◆ **Supplied passage**
Whoopi Goldberg has banned any unauthorized biopics about her life after she dies.
During a discussion about the controversial Marilyn Monroe movie Blonde on “The View” Tuesday (Dec. 6), Sunny Hostin mentioned that people would be eager to make a biographical film about Goldberg. “It sounds macabre, but I was speaking to Whoopi, and I was saying that she’s such a famous person that when she passes away, people are going to make films,” the co-host said.
In response, the Sister Act star revealed she has a clause in her will that prevents unsanctioned biopics from being made about her. “Actually they’re not. They’re not going to make films, because in my will it says, ‘Unless you speak to my family, try it.’ Try it,” the 67-year-old stated.
Blonde, which was directed by Andrew Dominik, debuted on Netflix in September. The film stars Ana de Armas as the late Marilyn Monroe and has received massive criticism since, including a review from Planned Parenthood stating that the movie allegedly contributed “to abortion stigma by using medically inaccurate descriptions of fetuses and pregnancy.”

◆ **Source information**
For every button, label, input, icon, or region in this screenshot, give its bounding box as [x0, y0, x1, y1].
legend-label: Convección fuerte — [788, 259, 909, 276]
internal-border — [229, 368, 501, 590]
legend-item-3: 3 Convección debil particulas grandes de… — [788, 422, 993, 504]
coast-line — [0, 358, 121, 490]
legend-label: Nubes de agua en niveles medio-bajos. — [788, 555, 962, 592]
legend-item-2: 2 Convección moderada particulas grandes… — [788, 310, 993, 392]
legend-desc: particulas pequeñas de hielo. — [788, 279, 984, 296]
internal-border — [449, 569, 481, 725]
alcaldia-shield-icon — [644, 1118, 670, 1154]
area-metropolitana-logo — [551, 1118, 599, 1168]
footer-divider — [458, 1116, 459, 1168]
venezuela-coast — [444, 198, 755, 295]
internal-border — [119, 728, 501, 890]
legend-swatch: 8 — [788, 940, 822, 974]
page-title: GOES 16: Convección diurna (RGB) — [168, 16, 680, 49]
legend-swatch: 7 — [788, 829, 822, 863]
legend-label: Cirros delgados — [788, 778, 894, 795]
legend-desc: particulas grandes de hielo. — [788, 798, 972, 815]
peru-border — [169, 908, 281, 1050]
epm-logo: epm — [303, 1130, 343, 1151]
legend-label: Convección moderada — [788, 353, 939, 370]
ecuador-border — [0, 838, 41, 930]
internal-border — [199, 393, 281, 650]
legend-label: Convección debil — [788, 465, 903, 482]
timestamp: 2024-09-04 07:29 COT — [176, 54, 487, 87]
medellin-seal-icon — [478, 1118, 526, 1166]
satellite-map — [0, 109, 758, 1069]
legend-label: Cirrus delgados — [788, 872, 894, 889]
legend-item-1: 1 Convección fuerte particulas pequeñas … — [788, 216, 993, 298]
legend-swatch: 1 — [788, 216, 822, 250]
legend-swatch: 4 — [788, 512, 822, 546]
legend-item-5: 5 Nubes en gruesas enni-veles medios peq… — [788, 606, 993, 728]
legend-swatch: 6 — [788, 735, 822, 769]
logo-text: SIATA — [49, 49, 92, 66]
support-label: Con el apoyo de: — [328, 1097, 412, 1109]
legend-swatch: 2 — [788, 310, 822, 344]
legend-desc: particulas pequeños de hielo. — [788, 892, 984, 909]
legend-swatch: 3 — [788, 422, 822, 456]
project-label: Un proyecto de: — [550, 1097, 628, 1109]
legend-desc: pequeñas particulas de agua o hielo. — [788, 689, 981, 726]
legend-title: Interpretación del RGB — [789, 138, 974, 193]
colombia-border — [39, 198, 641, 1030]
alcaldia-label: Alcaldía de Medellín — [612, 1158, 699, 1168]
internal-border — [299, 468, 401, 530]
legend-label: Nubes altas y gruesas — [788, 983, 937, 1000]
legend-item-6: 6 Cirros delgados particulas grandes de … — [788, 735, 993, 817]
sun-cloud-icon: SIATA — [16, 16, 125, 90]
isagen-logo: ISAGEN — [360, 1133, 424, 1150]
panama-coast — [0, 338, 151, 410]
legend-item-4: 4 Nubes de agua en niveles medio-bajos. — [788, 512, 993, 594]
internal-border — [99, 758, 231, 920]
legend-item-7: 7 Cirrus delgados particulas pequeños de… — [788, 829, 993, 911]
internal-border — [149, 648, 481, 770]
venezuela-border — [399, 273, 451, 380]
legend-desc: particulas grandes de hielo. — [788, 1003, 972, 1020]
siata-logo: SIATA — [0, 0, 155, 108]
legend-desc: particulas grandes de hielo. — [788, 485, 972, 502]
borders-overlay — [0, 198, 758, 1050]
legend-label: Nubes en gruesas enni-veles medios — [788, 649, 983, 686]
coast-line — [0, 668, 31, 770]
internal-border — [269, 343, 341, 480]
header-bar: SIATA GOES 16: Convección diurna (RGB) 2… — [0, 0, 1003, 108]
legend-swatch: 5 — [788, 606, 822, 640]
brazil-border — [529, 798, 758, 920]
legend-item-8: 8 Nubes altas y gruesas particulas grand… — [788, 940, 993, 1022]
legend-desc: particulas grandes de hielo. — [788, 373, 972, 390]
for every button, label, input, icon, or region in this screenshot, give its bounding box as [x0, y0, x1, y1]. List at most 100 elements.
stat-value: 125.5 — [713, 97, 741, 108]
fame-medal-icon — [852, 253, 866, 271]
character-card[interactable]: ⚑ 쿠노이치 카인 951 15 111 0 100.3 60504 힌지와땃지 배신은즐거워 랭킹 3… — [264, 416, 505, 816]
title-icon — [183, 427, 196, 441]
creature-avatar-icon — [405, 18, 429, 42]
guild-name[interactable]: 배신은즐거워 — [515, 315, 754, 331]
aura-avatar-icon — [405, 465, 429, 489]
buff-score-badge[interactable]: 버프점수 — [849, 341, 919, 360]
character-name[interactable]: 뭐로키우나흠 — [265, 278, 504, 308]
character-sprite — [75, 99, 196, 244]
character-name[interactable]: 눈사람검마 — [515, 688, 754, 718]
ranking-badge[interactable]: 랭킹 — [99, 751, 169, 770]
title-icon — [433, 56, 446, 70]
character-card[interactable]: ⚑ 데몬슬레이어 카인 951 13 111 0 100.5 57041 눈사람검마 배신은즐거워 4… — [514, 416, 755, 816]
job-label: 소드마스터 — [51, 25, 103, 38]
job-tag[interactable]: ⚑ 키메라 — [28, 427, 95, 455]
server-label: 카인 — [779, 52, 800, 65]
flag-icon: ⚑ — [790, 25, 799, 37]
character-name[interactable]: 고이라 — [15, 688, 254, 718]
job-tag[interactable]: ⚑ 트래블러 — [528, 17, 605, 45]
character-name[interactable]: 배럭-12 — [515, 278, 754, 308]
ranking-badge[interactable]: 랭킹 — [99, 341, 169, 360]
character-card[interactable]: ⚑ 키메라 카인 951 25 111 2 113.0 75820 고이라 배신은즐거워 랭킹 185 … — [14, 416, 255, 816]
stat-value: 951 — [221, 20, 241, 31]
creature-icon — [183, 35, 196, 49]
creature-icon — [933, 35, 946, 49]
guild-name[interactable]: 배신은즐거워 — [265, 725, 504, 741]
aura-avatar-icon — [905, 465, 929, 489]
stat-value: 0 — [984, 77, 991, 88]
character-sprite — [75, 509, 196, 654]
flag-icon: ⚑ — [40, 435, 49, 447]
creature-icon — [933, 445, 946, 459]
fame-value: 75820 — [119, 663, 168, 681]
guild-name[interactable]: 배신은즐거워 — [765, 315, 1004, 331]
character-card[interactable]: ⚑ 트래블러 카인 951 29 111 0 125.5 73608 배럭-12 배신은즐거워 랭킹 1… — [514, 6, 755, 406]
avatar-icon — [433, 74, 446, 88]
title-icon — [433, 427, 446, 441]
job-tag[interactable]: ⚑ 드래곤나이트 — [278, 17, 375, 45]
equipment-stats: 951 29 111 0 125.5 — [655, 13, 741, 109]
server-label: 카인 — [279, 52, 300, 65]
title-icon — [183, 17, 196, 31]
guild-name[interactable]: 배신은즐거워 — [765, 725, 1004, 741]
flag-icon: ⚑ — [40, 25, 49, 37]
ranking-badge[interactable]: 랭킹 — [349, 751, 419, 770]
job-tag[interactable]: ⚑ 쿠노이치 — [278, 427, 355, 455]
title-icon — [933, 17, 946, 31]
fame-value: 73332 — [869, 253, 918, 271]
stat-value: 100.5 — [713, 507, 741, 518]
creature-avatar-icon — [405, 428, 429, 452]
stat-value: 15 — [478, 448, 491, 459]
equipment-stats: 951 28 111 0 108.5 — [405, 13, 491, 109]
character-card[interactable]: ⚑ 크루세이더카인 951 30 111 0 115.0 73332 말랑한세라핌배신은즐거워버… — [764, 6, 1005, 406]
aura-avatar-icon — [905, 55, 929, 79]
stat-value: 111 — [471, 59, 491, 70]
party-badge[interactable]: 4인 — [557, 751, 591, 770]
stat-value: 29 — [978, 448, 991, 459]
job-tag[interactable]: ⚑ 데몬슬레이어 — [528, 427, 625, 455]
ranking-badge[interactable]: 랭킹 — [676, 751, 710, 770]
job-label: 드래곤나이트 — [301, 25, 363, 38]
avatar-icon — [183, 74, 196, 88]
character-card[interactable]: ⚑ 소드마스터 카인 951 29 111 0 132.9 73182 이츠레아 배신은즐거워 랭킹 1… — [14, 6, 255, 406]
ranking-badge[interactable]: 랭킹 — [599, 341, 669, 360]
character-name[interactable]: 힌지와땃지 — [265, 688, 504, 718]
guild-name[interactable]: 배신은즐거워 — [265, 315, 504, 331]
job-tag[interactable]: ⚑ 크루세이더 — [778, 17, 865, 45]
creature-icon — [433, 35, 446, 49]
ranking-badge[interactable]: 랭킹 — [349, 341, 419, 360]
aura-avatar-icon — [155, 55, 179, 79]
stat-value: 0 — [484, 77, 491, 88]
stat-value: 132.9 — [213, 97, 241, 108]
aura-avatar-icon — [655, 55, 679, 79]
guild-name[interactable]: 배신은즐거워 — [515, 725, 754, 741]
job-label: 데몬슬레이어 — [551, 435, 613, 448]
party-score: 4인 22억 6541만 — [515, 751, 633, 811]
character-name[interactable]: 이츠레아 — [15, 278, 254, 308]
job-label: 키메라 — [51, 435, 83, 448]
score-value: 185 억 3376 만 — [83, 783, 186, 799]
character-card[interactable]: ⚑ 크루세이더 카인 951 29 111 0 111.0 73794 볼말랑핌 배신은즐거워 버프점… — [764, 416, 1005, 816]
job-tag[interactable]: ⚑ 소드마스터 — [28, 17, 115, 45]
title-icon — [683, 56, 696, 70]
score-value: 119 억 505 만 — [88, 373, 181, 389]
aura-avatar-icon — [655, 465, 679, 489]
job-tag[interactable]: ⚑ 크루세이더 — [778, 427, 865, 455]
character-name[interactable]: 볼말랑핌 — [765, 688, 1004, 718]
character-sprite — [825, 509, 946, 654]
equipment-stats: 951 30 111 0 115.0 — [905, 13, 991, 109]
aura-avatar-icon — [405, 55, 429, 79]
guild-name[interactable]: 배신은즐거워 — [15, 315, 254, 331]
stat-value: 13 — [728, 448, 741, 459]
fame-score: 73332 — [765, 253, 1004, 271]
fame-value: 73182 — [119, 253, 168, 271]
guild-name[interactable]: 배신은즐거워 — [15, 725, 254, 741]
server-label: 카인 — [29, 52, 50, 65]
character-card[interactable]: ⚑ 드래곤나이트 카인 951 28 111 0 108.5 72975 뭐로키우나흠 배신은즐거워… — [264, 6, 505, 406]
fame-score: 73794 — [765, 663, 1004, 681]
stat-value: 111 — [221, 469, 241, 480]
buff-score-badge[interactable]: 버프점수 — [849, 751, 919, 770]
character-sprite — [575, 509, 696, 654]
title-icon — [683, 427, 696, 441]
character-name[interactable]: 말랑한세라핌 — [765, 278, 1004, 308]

◆ **Work task 1**
Write out the part of the article on Whoopi Goldberg's will, starting with "In response, the" and going on through "the 67-year-old stated.".
◆ **Work task 2**
In the article on Whoopi Goldberg's will, which actress stars as Marilyn Monroe in Blonde?

◆ **Task response 1**
In response, the Sister Act star revealed she has a clause in her will that prevents unsanctioned biopics from being made about her. “Actually they’re not. They’re not going to make films, because in my will it says, ‘Unless you speak to my family, try it.’ Try it,” the 67-year-old stated.

◆ **Task response 2**
Ana de Armas